Records from a data collection:

^^^^^^^^^^^^^^^^

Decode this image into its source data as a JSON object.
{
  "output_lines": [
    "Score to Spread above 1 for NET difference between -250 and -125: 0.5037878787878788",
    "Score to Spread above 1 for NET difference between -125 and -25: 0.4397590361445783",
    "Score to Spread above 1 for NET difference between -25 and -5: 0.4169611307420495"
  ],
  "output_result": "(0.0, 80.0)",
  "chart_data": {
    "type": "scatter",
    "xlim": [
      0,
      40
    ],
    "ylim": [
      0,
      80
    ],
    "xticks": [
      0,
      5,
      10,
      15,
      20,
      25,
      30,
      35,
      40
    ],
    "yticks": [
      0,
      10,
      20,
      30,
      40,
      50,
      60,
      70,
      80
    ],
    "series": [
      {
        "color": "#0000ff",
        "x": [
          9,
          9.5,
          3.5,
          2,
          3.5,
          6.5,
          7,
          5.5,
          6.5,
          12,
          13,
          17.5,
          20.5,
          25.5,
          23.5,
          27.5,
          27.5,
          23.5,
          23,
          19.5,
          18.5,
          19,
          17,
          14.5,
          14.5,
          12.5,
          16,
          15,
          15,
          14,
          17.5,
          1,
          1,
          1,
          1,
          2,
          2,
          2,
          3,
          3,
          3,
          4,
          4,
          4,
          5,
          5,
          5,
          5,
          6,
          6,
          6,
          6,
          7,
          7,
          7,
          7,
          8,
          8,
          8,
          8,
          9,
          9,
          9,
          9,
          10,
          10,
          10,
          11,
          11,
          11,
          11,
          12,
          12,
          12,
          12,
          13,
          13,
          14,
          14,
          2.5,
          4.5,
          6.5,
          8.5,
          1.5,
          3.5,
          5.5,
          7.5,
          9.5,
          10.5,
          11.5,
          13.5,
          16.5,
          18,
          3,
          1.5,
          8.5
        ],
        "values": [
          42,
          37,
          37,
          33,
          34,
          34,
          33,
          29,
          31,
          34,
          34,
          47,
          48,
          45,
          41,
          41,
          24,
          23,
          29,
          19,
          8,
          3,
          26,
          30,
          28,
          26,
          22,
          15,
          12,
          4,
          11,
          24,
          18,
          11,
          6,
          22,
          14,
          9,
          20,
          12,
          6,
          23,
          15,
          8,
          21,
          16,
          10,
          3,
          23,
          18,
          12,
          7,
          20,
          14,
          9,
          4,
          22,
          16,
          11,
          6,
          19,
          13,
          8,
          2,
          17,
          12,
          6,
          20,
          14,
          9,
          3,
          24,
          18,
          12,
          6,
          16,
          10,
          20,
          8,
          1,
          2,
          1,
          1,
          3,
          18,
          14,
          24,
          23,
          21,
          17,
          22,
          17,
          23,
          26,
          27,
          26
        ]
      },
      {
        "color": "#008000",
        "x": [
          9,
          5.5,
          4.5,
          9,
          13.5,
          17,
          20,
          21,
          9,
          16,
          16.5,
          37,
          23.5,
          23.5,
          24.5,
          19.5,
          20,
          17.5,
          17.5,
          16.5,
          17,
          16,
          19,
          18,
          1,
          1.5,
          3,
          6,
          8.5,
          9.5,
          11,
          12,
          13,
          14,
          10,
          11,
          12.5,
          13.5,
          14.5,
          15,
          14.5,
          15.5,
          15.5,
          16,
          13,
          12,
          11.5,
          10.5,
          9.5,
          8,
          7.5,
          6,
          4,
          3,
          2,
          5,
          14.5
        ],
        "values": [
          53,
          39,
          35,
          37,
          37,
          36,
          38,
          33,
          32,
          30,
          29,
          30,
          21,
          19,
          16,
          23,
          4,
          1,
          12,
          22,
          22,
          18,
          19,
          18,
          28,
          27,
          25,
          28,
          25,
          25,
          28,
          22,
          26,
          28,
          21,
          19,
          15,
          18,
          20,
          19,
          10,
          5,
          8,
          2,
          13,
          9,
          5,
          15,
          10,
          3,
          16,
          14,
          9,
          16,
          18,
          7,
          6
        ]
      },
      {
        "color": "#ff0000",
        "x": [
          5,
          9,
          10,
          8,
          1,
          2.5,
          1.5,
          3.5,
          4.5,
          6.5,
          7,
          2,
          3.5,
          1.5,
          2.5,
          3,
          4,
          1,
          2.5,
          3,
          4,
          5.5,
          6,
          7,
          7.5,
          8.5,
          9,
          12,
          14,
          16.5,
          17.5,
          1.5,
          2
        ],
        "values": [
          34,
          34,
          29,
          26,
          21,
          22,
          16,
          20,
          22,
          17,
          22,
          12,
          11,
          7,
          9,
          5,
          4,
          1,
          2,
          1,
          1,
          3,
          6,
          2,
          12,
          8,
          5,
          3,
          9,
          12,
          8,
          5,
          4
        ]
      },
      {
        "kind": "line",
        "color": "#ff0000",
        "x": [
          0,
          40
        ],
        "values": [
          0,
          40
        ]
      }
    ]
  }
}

^^^^^^^^^^^^^^^^

* _Brief_: Hand back the material above in full, exactly as written.

* _Result for this task_:
Decode this image into its source data as a JSON object.
{
  "output_lines": [
    "Score to Spread above 1 for NET difference between -250 and -125: 0.5037878787878788",
    "Score to Spread above 1 for NET difference between -125 and -25: 0.4397590361445783",
    "Score to Spread above 1 for NET difference between -25 and -5: 0.4169611307420495"
  ],
  "output_result": "(0.0, 80.0)",
  "chart_data": {
    "type": "scatter",
    "xlim": [
      0,
      40
    ],
    "ylim": [
      0,
      80
    ],
    "xticks": [
      0,
      5,
      10,
      15,
      20,
      25,
      30,
      35,
      40
    ],
    "yticks": [
      0,
      10,
      20,
      30,
      40,
      50,
      60,
      70,
      80
    ],
    "series": [
      {
        "color": "#0000ff",
        "x": [
          9,
          9.5,
          3.5,
          2,
          3.5,
          6.5,
          7,
          5.5,
          6.5,
          12,
          13,
          17.5,
          20.5,
          25.5,
          23.5,
          27.5,
          27.5,
          23.5,
          23,
          19.5,
          18.5,
          19,
          17,
          14.5,
          14.5,
          12.5,
          16,
          15,
          15,
          14,
          17.5,
          1,
          1,
          1,
          1,
          2,
          2,
          2,
          3,
          3,
          3,
          4,
          4,
          4,
          5,
          5,
          5,
          5,
          6,
          6,
          6,
          6,
          7,
          7,
          7,
          7,
          8,
          8,
          8,
          8,
          9,
          9,
          9,
          9,
          10,
          10,
          10,
          11,
          11,
          11,
          11,
          12,
          12,
          12,
          12,
          13,
          13,
          14,
          14,
          2.5,
          4.5,
          6.5,
          8.5,
          1.5,
          3.5,
          5.5,
          7.5,
          9.5,
          10.5,
          11.5,
          13.5,
          16.5,
          18,
          3,
          1.5,
          8.5
        ],
        "values": [
          42,
          37,
          37,
          33,
          34,
          34,
          33,
          29,
          31,
          34,
          34,
          47,
          48,
          45,
          41,
          41,
          24,
          23,
          29,
          19,
          8,
          3,
          26,
          30,
          28,
          26,
          22,
          15,
          12,
          4,
          11,
          24,
          18,
          11,
          6,
          22,
          14,
          9,
          20,
          12,
          6,
          23,
          15,
          8,
          21,
          16,
          10,
          3,
          23,
          18,
          12,
          7,
          20,
          14,
          9,
          4,
          22,
          16,
          11,
          6,
          19,
          13,
          8,
          2,
          17,
          12,
          6,
          20,
          14,
          9,
          3,
          24,
          18,
          12,
          6,
          16,
          10,
          20,
          8,
          1,
          2,
          1,
          1,
          3,
          18,
          14,
          24,
          23,
          21,
          17,
          22,
          17,
          23,
          26,
          27,
          26
        ]
      },
      {
        "color": "#008000",
        "x": [
          9,
          5.5,
          4.5,
          9,
          13.5,
          17,
          20,
          21,
          9,
          16,
          16.5,
          37,
          23.5,
          23.5,
          24.5,
          19.5,
          20,
          17.5,
          17.5,
          16.5,
          17,
          16,
          19,
          18,
          1,
          1.5,
          3,
          6,
          8.5,
          9.5,
          11,
          12,
          13,
          14,
          10,
          11,
          12.5,
          13.5,
          14.5,
          15,
          14.5,
          15.5,
          15.5,
          16,
          13,
          12,
          11.5,
          10.5,
          9.5,
          8,
          7.5,
          6,
          4,
          3,
          2,
          5,
          14.5
        ],
        "values": [
          53,
          39,
          35,
          37,
          37,
          36,
          38,
          33,
          32,
          30,
          29,
          30,
          21,
          19,
          16,
          23,
          4,
          1,
          12,
          22,
          22,
          18,
          19,
          18,
          28,
          27,
          25,
          28,
          25,
          25,
          28,
          22,
          26,
          28,
          21,
          19,
          15,
          18,
          20,
          19,
          10,
          5,
          8,
          2,
          13,
          9,
          5,
          15,
          10,
          3,
          16,
          14,
          9,
          16,
          18,
          7,
          6
        ]
      },
      {
        "color": "#ff0000",
        "x": [
          5,
          9,
          10,
          8,
          1,
          2.5,
          1.5,
          3.5,
          4.5,
          6.5,
          7,
          2,
          3.5,
          1.5,
          2.5,
          3,
          4,
          1,
          2.5,
          3,
          4,
          5.5,
          6,
          7,
          7.5,
          8.5,
          9,
          12,
          14,
          16.5,
          17.5,
          1.5,
          2
        ],
        "values": [
          34,
          34,
          29,
          26,
          21,
          22,
          16,
          20,
          22,
          17,
          22,
          12,
          11,
          7,
          9,
          5,
          4,
          1,
          2,
          1,
          1,
          3,
          6,
          2,
          12,
          8,
          5,
          3,
          9,
          12,
          8,
          5,
          4
        ]
      },
      {
        "kind": "line",
        "color": "#ff0000",
        "x": [
          0,
          40
        ],
        "values": [
          0,
          40
        ]
      }
    ]
  }
}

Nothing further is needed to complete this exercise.